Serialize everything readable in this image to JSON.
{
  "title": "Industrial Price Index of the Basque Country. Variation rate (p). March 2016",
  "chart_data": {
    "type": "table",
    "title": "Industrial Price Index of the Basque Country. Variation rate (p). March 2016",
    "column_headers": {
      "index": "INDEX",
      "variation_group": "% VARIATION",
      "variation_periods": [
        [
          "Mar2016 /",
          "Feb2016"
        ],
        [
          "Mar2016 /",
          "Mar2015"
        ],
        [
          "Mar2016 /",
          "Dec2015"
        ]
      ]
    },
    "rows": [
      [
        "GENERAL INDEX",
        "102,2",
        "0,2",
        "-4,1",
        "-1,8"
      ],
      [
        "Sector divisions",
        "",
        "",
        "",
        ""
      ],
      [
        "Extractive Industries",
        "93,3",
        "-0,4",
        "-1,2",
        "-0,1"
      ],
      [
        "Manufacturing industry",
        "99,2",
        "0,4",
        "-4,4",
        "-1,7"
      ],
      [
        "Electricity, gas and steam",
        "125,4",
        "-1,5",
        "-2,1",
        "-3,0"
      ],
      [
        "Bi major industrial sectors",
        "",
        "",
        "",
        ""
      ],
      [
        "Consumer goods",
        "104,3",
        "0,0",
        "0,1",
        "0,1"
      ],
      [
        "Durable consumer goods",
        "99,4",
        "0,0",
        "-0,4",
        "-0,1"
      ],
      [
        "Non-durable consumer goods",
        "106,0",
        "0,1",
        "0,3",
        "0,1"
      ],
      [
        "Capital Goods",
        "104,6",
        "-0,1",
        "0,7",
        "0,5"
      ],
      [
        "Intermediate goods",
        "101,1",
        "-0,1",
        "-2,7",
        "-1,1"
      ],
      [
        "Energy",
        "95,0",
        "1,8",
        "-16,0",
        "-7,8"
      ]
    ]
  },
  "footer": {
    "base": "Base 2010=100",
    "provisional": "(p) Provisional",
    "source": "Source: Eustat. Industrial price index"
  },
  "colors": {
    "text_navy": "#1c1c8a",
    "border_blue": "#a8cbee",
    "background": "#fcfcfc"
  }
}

§ **WHAT YOU SHOULD DO**
Write out every line from the entries where "March" appears.

§ **FINAL RESULT**
  "title": "Industrial Price Index of the Basque Country. Variation rate (p). March 2016",
    "title": "Industrial Price Index of the Basque Country. Variation rate (p). March 2016",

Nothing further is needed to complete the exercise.